Transcribe all of the records precisely as they are presented.

[Records]
— Begin —

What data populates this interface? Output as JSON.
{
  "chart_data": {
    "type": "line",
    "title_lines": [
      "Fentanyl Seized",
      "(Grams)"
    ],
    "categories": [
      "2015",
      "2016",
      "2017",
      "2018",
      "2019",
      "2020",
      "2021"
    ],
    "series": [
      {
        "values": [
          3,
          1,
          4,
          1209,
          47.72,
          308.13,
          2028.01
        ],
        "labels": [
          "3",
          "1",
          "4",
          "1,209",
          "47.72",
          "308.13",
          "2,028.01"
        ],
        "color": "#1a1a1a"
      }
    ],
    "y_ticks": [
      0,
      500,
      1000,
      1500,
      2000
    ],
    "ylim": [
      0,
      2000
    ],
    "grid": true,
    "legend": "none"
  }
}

— End —

* **Exercise output**:
What data populates this interface? Output as JSON.
{
  "chart_data": {
    "type": "line",
    "title_lines": [
      "Fentanyl Seized",
      "(Grams)"
    ],
    "categories": [
      "2015",
      "2016",
      "2017",
      "2018",
      "2019",
      "2020",
      "2021"
    ],
    "series": [
      {
        "values": [
          3,
          1,
          4,
          1209,
          47.72,
          308.13,
          2028.01
        ],
        "labels": [
          "3",
          "1",
          "4",
          "1,209",
          "47.72",
          "308.13",
          "2,028.01"
        ],
        "color": "#1a1a1a"
      }
    ],
    "y_ticks": [
      0,
      500,
      1000,
      1500,
      2000
    ],
    "ylim": [
      0,
      2000
    ],
    "grid": true,
    "legend": "none"
  }
}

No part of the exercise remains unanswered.